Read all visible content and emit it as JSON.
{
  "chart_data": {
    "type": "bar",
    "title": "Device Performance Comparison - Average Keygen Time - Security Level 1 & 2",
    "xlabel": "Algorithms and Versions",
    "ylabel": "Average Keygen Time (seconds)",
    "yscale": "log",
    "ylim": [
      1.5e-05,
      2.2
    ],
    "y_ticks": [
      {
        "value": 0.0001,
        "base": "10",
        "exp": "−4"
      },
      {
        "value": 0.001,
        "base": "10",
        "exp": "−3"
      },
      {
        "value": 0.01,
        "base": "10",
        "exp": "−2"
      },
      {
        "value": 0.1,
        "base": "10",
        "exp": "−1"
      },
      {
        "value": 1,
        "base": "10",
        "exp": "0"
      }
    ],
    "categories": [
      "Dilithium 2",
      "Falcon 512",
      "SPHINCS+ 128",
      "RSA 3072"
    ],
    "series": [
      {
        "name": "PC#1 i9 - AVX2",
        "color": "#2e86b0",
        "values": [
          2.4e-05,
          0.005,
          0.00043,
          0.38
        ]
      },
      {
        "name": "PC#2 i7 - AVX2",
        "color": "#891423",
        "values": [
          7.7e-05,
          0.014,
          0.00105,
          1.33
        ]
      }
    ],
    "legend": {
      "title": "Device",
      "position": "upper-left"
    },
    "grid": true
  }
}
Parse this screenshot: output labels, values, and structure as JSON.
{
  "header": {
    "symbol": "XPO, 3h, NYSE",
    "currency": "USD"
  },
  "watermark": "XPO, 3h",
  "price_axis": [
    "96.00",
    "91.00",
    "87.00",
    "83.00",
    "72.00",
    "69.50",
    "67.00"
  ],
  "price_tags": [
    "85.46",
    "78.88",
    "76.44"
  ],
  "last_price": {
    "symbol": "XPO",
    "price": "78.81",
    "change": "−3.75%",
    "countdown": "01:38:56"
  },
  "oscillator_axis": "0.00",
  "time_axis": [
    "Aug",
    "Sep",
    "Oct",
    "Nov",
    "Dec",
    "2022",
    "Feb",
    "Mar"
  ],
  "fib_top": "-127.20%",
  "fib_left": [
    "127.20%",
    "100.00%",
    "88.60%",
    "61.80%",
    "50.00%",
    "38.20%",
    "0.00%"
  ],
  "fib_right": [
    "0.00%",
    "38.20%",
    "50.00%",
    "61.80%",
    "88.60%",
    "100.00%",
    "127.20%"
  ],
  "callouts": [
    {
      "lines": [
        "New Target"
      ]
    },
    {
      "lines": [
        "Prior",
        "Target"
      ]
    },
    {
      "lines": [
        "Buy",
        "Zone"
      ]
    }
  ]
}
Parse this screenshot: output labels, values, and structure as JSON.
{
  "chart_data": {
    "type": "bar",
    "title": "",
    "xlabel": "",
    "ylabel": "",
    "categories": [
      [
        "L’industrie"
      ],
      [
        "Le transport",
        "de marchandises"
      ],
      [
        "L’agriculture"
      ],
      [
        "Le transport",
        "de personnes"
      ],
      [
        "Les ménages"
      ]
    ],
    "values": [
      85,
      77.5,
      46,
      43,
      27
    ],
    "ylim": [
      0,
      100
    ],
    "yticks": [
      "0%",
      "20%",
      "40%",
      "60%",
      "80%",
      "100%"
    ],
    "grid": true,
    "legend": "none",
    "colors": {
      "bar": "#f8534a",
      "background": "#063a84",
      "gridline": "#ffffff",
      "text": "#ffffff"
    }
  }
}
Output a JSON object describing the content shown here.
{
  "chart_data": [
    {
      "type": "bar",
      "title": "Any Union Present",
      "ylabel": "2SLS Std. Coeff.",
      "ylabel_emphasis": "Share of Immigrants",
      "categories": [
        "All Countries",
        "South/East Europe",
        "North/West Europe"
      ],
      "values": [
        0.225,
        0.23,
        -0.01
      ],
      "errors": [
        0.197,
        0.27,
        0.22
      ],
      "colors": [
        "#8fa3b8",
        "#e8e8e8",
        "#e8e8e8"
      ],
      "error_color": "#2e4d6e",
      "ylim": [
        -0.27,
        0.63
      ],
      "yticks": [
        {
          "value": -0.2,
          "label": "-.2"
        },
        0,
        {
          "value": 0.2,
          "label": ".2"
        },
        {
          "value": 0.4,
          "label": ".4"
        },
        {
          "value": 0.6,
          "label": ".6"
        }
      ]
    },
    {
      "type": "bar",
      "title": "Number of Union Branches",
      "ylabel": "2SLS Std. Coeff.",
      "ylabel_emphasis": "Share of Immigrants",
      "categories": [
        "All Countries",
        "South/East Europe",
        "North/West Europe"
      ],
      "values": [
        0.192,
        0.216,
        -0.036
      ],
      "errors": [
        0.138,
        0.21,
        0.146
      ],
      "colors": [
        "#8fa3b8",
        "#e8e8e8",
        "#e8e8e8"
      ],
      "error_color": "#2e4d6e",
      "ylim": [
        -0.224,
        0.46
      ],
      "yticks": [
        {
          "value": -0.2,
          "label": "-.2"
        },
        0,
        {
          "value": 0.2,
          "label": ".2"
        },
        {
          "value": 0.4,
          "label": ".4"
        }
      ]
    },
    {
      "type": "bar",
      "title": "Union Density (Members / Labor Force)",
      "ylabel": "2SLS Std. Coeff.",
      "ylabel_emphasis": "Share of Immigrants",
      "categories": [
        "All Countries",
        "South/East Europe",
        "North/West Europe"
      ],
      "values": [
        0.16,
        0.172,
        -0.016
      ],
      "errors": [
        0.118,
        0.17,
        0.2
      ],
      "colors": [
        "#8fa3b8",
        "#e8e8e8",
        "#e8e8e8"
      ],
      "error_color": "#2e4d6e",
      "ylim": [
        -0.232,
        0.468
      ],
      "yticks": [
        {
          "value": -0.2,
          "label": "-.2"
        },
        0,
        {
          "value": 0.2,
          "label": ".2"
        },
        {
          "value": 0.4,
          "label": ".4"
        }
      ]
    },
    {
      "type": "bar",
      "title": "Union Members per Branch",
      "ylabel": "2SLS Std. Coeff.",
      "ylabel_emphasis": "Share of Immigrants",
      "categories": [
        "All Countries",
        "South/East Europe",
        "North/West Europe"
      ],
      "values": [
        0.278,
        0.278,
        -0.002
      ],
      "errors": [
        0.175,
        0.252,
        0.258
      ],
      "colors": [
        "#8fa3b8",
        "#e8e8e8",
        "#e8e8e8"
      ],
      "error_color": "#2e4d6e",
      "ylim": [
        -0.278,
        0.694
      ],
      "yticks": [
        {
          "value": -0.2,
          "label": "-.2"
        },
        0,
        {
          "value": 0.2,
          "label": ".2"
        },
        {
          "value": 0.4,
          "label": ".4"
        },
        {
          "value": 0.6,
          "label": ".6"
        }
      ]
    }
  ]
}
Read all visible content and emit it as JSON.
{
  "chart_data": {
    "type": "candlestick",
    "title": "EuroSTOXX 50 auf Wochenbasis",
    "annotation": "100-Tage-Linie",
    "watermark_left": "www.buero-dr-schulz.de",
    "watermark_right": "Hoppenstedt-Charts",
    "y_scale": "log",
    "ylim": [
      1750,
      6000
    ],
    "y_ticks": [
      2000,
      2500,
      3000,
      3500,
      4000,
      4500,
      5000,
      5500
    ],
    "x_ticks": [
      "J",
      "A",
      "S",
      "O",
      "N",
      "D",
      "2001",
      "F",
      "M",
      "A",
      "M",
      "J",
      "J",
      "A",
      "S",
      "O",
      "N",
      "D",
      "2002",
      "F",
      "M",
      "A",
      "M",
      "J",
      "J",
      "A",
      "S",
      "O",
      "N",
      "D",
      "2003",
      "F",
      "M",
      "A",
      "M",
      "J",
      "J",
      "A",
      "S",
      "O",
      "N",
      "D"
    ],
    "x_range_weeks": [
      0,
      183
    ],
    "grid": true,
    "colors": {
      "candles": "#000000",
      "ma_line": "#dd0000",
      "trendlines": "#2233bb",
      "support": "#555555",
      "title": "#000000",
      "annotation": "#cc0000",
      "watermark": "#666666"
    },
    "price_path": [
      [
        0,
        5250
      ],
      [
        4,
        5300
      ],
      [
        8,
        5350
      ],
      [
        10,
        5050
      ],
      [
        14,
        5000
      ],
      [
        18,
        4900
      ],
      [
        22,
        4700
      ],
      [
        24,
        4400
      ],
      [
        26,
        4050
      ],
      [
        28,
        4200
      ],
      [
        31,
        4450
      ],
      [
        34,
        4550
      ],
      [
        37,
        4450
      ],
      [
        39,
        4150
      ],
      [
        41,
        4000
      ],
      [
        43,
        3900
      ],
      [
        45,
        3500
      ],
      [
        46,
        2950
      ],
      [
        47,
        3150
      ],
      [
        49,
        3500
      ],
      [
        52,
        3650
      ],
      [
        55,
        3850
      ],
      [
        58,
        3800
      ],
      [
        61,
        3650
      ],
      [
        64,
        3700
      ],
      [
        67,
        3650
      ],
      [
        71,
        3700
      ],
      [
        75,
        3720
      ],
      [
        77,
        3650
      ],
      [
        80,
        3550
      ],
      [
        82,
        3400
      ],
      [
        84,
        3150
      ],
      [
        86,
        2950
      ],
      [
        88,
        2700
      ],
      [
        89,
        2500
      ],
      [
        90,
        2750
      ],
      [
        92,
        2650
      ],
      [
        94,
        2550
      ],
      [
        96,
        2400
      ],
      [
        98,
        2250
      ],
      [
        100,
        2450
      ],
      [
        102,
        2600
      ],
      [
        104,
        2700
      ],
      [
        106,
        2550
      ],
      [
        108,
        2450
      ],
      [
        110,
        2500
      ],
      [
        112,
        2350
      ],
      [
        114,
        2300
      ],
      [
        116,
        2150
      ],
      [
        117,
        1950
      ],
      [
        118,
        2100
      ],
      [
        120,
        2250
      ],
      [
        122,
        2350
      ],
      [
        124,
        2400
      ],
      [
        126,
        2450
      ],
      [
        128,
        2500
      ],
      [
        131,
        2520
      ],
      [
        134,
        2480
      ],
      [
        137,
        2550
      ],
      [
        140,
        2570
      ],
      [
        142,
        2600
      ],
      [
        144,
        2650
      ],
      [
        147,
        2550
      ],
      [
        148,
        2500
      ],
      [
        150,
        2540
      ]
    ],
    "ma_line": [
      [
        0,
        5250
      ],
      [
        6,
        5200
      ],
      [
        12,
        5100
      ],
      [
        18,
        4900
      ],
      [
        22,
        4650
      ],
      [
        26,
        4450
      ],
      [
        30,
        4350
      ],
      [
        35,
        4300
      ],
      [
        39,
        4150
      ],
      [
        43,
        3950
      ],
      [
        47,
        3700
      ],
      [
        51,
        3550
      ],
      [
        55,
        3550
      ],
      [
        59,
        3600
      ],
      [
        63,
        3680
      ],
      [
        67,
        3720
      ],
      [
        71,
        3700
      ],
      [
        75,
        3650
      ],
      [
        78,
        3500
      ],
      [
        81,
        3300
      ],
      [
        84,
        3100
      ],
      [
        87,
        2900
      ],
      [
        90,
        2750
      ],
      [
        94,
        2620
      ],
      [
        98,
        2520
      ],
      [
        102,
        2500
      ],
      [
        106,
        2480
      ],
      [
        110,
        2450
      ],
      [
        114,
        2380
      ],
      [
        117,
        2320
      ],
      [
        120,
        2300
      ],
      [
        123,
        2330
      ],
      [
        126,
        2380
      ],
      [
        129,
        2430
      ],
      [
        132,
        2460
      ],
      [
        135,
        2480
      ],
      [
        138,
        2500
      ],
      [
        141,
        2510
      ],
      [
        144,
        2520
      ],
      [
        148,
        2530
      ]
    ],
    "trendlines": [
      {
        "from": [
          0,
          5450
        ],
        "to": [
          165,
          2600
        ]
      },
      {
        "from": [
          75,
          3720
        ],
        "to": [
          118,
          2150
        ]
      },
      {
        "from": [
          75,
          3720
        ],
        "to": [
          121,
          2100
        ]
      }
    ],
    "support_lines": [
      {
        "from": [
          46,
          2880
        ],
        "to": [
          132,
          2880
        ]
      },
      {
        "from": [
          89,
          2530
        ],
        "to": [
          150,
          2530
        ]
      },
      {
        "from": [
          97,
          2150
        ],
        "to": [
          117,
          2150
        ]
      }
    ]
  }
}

### WHAT THIS TASK INVOLVES
Return, from the data, each line that has the word "Keygen" in it.

### ANSWER TO THIS EXERCISE
    "title": "Device Performance Comparison - Average Keygen Time - Security Level 1 & 2",
    "ylabel": "Average Keygen Time (seconds)",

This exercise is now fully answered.